"""

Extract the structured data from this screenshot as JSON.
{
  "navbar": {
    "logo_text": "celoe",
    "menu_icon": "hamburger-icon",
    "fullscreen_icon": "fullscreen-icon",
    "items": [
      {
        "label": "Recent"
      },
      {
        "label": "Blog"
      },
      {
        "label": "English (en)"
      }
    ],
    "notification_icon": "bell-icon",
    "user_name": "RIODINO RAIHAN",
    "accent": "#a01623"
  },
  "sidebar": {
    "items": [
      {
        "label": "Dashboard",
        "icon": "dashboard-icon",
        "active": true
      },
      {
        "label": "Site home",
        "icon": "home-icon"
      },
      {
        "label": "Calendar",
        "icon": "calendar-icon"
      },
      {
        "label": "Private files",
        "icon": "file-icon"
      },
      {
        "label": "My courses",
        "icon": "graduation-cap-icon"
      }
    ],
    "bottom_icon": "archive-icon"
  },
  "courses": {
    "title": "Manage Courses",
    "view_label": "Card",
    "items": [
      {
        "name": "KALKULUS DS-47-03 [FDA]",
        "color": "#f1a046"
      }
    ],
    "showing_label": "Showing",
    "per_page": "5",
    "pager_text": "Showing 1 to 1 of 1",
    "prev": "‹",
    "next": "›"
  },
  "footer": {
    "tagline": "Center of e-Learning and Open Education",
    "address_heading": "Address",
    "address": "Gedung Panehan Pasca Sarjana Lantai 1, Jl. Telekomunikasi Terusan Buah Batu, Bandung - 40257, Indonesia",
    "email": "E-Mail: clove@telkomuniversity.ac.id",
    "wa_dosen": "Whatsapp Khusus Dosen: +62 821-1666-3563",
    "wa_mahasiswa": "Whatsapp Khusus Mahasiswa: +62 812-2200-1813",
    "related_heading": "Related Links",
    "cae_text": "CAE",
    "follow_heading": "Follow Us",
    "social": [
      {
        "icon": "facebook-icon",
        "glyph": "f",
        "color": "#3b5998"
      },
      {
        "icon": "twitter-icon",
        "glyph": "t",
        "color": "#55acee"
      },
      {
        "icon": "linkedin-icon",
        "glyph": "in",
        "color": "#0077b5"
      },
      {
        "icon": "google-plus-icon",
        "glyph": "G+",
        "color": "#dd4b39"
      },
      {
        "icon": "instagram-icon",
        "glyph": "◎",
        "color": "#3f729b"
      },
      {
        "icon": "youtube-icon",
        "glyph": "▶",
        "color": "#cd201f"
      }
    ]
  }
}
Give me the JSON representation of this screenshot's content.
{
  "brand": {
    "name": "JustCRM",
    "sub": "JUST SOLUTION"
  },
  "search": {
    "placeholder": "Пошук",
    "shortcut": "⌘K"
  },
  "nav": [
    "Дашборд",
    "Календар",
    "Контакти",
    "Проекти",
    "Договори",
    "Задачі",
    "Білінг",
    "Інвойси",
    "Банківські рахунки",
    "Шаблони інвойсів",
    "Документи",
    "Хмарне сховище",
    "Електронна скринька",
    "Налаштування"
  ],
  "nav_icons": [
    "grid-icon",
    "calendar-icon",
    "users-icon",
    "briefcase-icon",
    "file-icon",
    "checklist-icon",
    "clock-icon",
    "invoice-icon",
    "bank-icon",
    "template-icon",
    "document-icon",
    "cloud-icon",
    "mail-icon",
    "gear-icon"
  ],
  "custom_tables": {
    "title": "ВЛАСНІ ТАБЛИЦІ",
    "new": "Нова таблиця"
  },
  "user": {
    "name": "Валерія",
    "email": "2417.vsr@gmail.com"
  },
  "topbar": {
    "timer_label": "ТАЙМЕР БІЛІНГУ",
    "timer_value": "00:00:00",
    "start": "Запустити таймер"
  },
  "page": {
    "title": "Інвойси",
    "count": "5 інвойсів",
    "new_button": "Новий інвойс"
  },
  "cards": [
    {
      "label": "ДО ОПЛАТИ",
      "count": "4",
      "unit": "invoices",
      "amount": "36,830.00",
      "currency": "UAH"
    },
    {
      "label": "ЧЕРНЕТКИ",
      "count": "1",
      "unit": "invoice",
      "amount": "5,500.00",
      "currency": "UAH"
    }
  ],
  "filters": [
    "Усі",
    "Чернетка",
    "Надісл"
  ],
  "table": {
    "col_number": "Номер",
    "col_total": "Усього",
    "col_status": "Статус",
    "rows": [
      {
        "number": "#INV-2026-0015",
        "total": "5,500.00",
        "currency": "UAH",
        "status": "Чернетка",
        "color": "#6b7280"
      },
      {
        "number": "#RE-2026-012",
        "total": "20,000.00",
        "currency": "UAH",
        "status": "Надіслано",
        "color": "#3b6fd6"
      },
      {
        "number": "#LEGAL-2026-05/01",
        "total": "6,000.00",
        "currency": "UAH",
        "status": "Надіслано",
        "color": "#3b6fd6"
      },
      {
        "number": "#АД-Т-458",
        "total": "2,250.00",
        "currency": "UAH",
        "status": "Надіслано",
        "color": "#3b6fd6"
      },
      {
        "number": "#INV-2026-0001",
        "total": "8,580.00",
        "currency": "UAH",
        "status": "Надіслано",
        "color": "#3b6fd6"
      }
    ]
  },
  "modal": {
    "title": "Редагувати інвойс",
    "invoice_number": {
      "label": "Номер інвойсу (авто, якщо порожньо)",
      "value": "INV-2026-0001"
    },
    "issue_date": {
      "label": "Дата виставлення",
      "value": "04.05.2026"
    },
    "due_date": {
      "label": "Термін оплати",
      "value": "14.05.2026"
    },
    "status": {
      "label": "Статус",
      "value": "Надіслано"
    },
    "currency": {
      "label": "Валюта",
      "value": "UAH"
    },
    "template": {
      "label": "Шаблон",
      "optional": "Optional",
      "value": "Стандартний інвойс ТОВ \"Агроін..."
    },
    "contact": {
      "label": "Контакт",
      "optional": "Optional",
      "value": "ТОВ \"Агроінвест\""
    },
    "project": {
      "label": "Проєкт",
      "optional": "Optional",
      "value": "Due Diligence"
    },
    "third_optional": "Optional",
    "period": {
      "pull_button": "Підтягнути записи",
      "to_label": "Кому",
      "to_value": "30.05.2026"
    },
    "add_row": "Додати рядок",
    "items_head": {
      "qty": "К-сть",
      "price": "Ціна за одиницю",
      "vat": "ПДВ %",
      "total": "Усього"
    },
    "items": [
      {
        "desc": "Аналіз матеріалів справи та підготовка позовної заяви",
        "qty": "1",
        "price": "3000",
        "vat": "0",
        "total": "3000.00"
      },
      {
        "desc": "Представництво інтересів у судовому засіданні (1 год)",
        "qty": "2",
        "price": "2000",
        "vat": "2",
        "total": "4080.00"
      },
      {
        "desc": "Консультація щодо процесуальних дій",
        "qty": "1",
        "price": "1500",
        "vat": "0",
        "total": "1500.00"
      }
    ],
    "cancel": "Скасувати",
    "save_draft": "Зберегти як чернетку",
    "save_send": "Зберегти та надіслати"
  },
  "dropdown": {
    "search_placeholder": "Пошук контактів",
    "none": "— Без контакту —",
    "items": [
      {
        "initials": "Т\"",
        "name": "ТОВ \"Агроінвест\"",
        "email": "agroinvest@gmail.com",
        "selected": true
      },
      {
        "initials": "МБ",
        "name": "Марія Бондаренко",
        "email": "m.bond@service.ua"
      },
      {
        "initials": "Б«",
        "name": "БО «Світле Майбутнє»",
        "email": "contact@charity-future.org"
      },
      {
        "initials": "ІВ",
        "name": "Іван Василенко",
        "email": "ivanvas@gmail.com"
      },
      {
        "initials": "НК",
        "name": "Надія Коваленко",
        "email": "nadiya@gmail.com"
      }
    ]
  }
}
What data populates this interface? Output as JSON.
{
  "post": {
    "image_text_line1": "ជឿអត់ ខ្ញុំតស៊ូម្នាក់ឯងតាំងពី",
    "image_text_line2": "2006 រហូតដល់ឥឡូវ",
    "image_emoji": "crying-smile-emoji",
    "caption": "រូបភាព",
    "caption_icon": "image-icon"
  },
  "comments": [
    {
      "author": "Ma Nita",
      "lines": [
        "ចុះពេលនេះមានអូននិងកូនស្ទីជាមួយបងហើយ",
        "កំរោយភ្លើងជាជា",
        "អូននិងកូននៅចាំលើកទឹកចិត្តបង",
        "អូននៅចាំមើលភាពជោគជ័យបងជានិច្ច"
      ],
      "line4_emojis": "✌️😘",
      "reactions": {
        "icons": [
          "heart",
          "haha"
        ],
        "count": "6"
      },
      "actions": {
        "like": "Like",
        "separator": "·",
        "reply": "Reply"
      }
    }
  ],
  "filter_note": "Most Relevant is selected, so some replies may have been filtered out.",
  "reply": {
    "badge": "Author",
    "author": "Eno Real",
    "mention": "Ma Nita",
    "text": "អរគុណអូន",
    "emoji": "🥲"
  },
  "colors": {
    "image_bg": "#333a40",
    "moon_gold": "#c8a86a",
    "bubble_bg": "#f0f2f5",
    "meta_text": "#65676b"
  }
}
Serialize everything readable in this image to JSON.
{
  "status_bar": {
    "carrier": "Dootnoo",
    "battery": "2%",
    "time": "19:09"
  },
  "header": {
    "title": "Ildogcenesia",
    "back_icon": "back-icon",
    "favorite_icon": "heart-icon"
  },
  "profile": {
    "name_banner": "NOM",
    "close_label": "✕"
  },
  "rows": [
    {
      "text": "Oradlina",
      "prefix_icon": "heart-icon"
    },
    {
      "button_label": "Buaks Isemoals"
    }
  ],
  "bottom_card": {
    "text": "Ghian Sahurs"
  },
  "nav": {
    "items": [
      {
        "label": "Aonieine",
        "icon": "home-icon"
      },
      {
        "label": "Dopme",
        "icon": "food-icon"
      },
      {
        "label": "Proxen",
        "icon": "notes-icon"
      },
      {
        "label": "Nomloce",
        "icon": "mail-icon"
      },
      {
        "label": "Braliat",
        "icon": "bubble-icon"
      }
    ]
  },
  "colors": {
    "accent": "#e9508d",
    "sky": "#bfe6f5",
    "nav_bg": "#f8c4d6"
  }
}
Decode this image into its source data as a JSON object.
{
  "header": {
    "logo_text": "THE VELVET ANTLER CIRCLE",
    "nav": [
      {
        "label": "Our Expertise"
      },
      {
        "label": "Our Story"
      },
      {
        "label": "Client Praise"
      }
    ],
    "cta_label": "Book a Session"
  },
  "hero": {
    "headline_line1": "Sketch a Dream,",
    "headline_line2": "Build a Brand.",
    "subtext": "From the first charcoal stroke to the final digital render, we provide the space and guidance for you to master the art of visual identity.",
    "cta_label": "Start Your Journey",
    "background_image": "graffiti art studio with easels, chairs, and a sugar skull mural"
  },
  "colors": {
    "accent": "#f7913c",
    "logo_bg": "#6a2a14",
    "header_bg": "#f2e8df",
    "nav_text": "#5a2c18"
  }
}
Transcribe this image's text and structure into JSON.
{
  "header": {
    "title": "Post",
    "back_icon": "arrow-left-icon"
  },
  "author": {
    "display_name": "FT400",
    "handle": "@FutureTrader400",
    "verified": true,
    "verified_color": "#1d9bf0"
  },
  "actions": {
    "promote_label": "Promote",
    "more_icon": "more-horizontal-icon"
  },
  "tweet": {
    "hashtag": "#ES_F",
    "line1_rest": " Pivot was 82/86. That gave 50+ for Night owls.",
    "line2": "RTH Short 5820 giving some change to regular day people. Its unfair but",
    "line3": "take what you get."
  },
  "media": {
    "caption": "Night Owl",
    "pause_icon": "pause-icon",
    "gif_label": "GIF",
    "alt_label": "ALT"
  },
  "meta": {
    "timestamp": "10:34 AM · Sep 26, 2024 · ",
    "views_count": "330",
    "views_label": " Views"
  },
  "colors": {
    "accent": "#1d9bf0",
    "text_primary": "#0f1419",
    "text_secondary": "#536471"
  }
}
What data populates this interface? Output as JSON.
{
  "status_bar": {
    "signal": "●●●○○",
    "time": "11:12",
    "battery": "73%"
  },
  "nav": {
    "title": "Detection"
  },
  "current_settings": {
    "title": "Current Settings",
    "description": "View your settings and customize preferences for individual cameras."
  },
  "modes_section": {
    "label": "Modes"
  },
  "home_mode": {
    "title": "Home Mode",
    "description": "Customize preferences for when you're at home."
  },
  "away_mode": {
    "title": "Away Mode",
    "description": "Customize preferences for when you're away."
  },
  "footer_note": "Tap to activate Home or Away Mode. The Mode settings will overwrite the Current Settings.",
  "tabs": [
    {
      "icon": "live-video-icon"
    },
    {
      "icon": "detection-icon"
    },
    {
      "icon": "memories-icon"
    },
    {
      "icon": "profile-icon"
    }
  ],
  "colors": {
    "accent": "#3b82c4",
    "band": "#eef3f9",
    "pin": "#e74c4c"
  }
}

"""

• Task objective
In the records above, find each line holding "Номер" and copy it.

• Solution to this exercise
    "col_number": "Номер",
      "label": "Номер інвойсу (авто, якщо порожньо)",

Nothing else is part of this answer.